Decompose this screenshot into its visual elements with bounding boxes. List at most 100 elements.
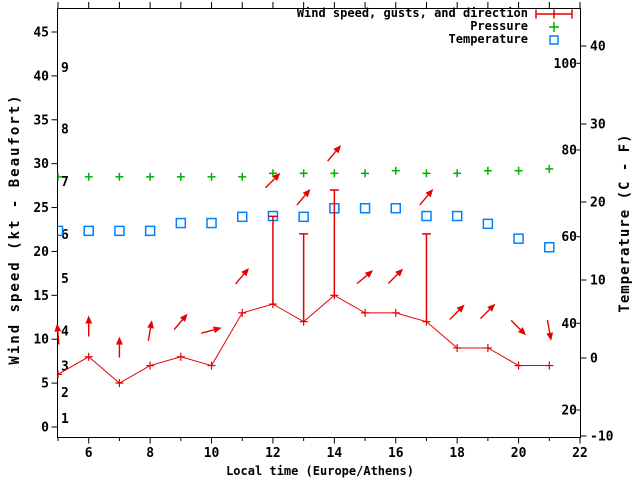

...

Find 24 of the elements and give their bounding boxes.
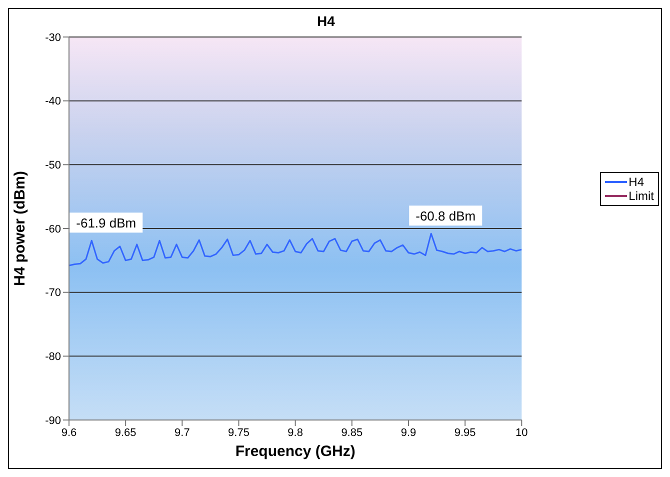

...

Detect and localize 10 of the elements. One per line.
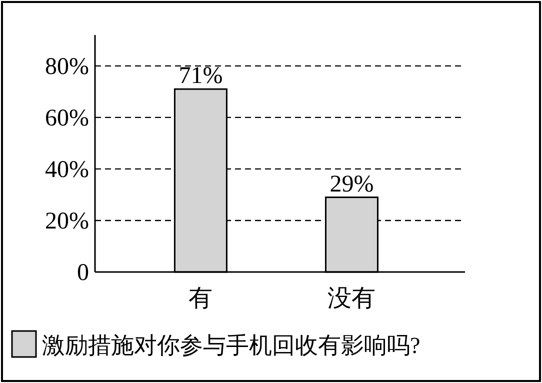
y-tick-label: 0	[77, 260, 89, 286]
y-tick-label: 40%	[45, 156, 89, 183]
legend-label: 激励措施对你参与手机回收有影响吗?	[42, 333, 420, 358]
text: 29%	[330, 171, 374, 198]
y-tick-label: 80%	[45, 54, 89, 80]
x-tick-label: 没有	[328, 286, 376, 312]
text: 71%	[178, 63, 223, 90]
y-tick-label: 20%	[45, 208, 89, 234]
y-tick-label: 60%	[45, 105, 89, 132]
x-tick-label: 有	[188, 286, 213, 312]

> _Job_: Please pick out every line of the listing above that contains the string "bounding", and copy each one. Case counts.

> _Output for this exercise_:
Decompose this screenshot into its visual elements with bounding boxes. List at most 100 elements.
Find 24 of the elements and give their bounding boxes.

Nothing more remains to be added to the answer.